▸ **WHAT YOU NEED TO DO**: Check each line of the entries below for the string "esto"; copy every line where it appears.

(Dataset items)

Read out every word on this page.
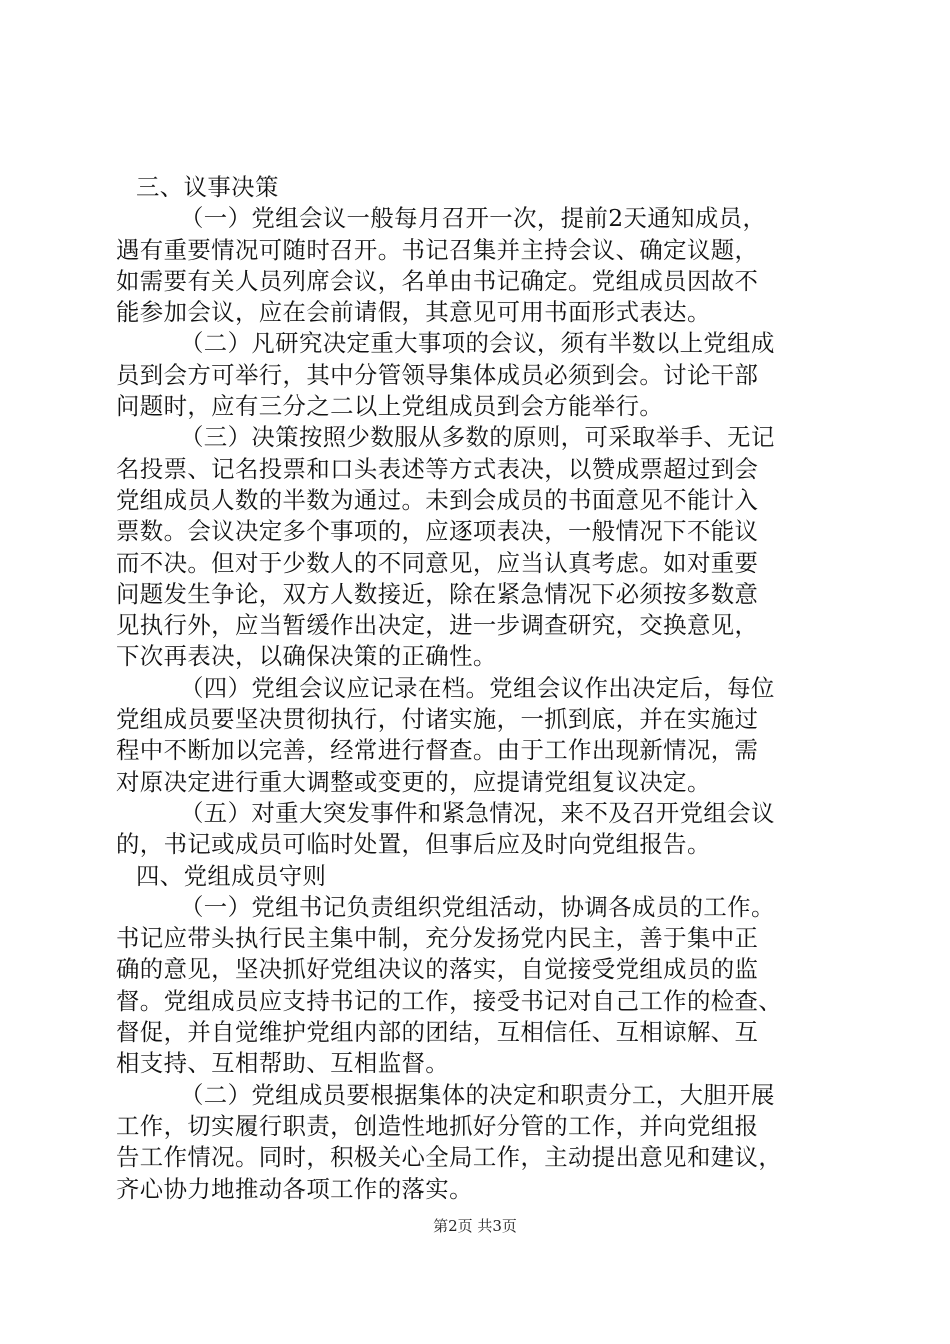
三、议事决策
（一）党组会议一般每月召开一次，提前2天通知成员，
遇有重要情况可随时召开。书记召集并主持会议、确定议题，
如需要有关人员列席会议，名单由书记确定。党组成员因故不
能参加会议，应在会前请假，其意见可用书面形式表达。
（二）凡研究决定重大事项的会议，须有半数以上党组成
员到会方可举行，其中分管领导集体成员必须到会。讨论干部
问题时，应有三分之二以上党组成员到会方能举行。
（三）决策按照少数服从多数的原则，可采取举手、无记
名投票、记名投票和口头表述等方式表决，以赞成票超过到会
党组成员人数的半数为通过。未到会成员的书面意见不能计入
票数。会议决定多个事项的，应逐项表决，一般情况下不能议
而不决。但对于少数人的不同意见，应当认真考虑。如对重要
问题发生争论，双方人数接近，除在紧急情况下必须按多数意
见执行外，应当暂缓作出决定，进一步调查研究，交换意见，
下次再表决，以确保决策的正确性。
（四）党组会议应记录在档。党组会议作出决定后，每位
党组成员要坚决贯彻执行，付诸实施，一抓到底，并在实施过
程中不断加以完善，经常进行督查。由于工作出现新情况，需
对原决定进行重大调整或变更的，应提请党组复议决定。
（五）对重大突发事件和紧急情况，来不及召开党组会议
的，书记或成员可临时处置，但事后应及时向党组报告。
四、党组成员守则
（一）党组书记负责组织党组活动，协调各成员的工作。
书记应带头执行民主集中制，充分发扬党内民主，善于集中正
确的意见，坚决抓好党组决议的落实，自觉接受党组成员的监
督。党组成员应支持书记的工作，接受书记对自己工作的检查、
督促，并自觉维护党组内部的团结，互相信任、互相谅解、互
相支持、互相帮助、互相监督。
（二）党组成员要根据集体的决定和职责分工，大胆开展
工作，切实履行职责，创造性地抓好分管的工作，并向党组报
告工作情况。同时，积极关心全局工作，主动提出意见和建议，
齐心协力地推动各项工作的落实。
第2页 共3页
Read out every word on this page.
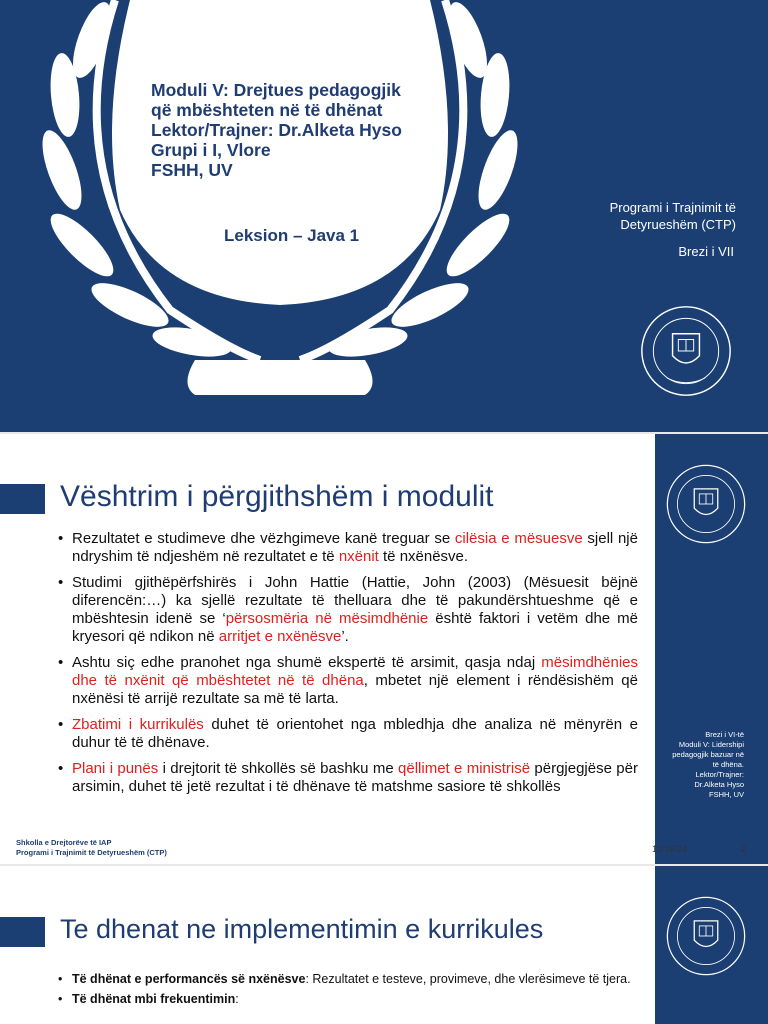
Moduli V: Drejtues pedagogjik
që mbështeten në të dhënat
Lektor/Trajner: Dr.Alketa Hyso
Grupi i I, Vlore
FSHH, UV
Leksion – Java 1
Programi i Trajnimit të
Detyrueshëm (CTP)
Brezi i VII
Vështrim i përgjithshëm i modulit
• Rezultatet e studimeve dhe vëzhgimeve kanë treguar se cilësia e mësuesve sjell një ndryshim të ndjeshëm në rezultatet e të nxënit të nxënësve.
• Studimi gjithëpërfshirës i John Hattie (Hattie, John (2003) (Mësuesit bëjnë diferencën:…) ka sjellë rezultate të thelluara dhe të pakundërshtueshme që e mbështesin idenë se ‘përsosmëria në mësimdhënie është faktori i vetëm dhe më kryesori që ndikon në arritjet e nxënësve’.
• Ashtu siç edhe pranohet nga shumë ekspertë të arsimit, qasja ndaj mësimdhënies dhe të nxënit që mbështetet në të dhëna, mbetet një element i rëndësishëm që nxënësi të arrijë rezultate sa më të larta.
• Zbatimi i kurrikulës duhet të orientohet nga mbledhja dhe analiza në mënyrën e duhur të të dhënave.
• Plani i punës i drejtorit të shkollës së bashku me qëllimet e ministrisë përgjegjëse për arsimin, duhet të jetë rezultat i të dhënave të matshme sasiore të shkollës
Brezi i VI-të
Moduli V: Lidershipi
pedagogjik bazuar në
të dhëna.
Lektor/Trajner:
Dr.Alketa Hyso
FSHH, UV
Shkolla e Drejtorëve të IAP
Programi i Trajnimit të Detyrueshëm (CTP)	12/16/24	2
Te dhenat ne implementimin e kurrikules
• Të dhënat e performancës së nxënësve: Rezultatet e testeve, provimeve, dhe vlerësimeve të tjera.
• Të dhënat mbi frekuentimin:
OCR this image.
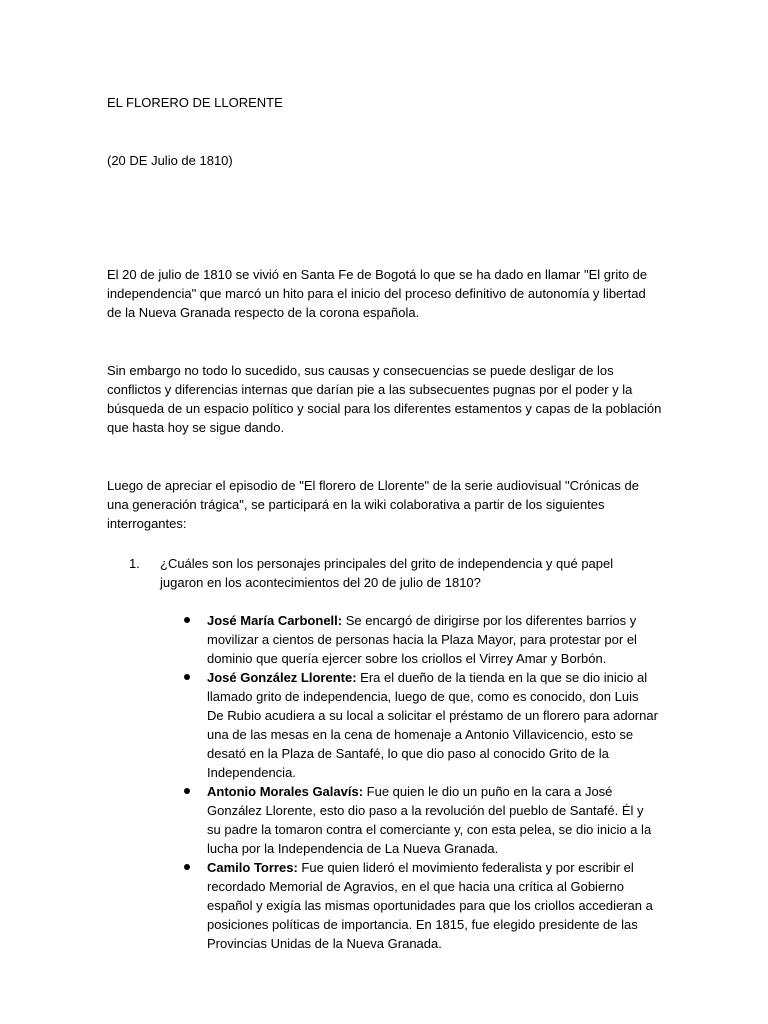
EL FLORERO DE LLORENTE

(20 DE Julio de 1810)

El 20 de julio de 1810 se vivió en Santa Fe de Bogotá lo que se ha dado en llamar "El grito de independencia" que marcó un hito para el inicio del proceso definitivo de autonomía y libertad de la Nueva Granada respecto de la corona española.

Sin embargo no todo lo sucedido, sus causas y consecuencias se puede desligar de los conflictos y diferencias internas que darían pie a las subsecuentes pugnas por el poder y la búsqueda de un espacio político y social para los diferentes estamentos y capas de la población que hasta hoy se sigue dando.

Luego de apreciar el episodio de "El florero de Llorente" de la serie audiovisual "Crónicas de una generación trágica", se participará en la wiki colaborativa a partir de los siguientes interrogantes:

1. ¿Cuáles son los personajes principales del grito de independencia y qué papel jugaron en los acontecimientos del 20 de julio de 1810?
José María Carbonell: Se encargó de dirigirse por los diferentes barrios y movilizar a cientos de personas hacia la Plaza Mayor, para protestar por el dominio que quería ejercer sobre los criollos el Virrey Amar y Borbón.
José González Llorente: Era el dueño de la tienda en la que se dio inicio al llamado grito de independencia, luego de que, como es conocido, don Luis De Rubio acudiera a su local a solicitar el préstamo de un florero para adornar una de las mesas en la cena de homenaje a Antonio Villavicencio, esto se desató en la Plaza de Santafé, lo que dio paso al conocido Grito de la Independencia.
Antonio Morales Galavís: Fue quien le dio un puño en la cara a José González Llorente, esto dio paso a la revolución del pueblo de Santafé. Él y su padre la tomaron contra el comerciante y, con esta pelea, se dio inicio a la lucha por la Independencia de La Nueva Granada.
Camilo Torres: Fue quien lideró el movimiento federalista y por escribir el recordado Memorial de Agravios, en el que hacia una crítica al Gobierno español y exigía las mismas oportunidades para que los criollos accedieran a posiciones políticas de importancia. En 1815, fue elegido presidente de las Provincias Unidas de la Nueva Granada.
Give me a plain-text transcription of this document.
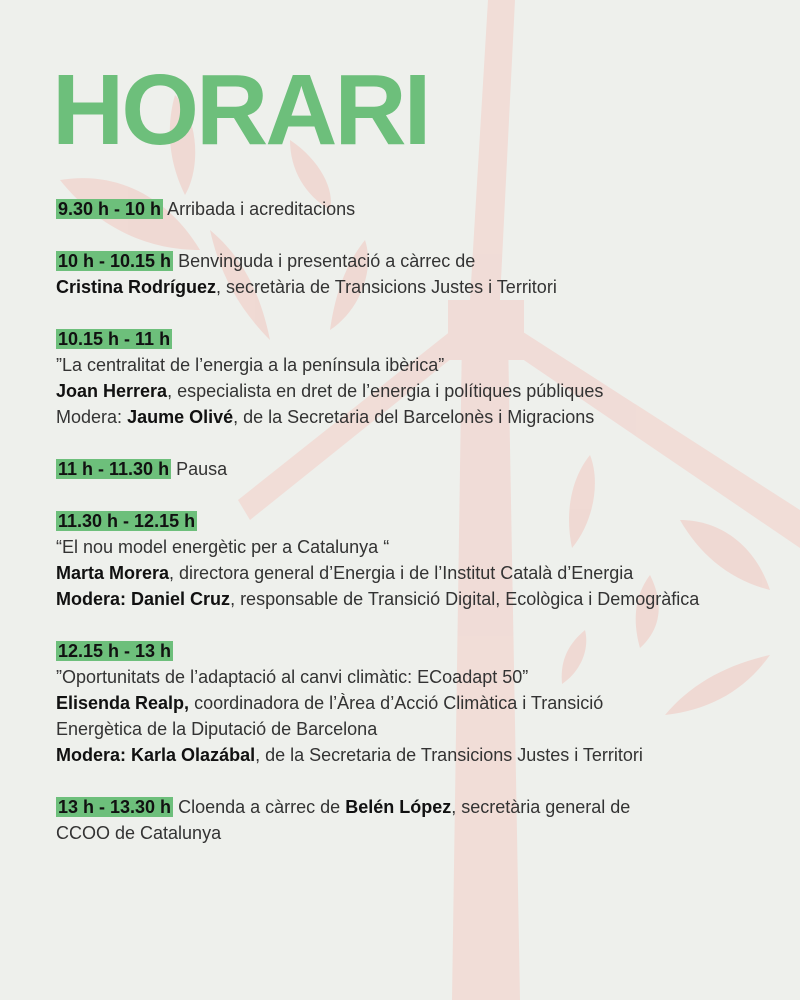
HORARI
9.30 h - 10 h Arribada i acreditacions
10 h - 10.15 h Benvinguda i presentació a càrrec de
Cristina Rodríguez, secretària de Transicions Justes i Territori
10.15 h - 11 h
”La centralitat de l’energia a la península ibèrica”
Joan Herrera, especialista en dret de l’energia i polítiques públiques
Modera: Jaume Olivé, de la Secretaria del Barcelonès i Migracions
11 h - 11.30 h Pausa
11.30 h - 12.15 h
“El nou model energètic per a Catalunya “
Marta Morera, directora general d’Energia i de l’Institut Català d’Energia
Modera: Daniel Cruz, responsable de Transició Digital, Ecològica i Demogràfica
12.15 h - 13 h
”Oportunitats de l’adaptació al canvi climàtic: ECoadapt 50”
Elisenda Realp, coordinadora de l’Àrea d’Acció Climàtica i Transició
Energètica de la Diputació de Barcelona
Modera: Karla Olazábal, de la Secretaria de Transicions Justes i Territori
13 h - 13.30 h Cloenda a càrrec de Belén López, secretària general de
CCOO de Catalunya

▸ **THE COMPLETED TASK**:
José González Llorente: Era el dueño de la tienda en la que se dio inicio al llamado grito de independencia, luego de que, como es conocido, don Luis De Rubio acudiera a su local a solicitar el préstamo de un florero para adornar una de las mesas en la cena de homenaje a Antonio Villavicencio, esto se desató en la Plaza de Santafé, lo que dio paso al conocido Grito de la Independencia.
Antonio Morales Galavís: Fue quien le dio un puño en la cara a José González Llorente, esto dio paso a la revolución del pueblo de Santafé. Él y su padre la tomaron contra el comerciante y, con esta pelea, se dio inicio a la lucha por la Independencia de La Nueva Granada.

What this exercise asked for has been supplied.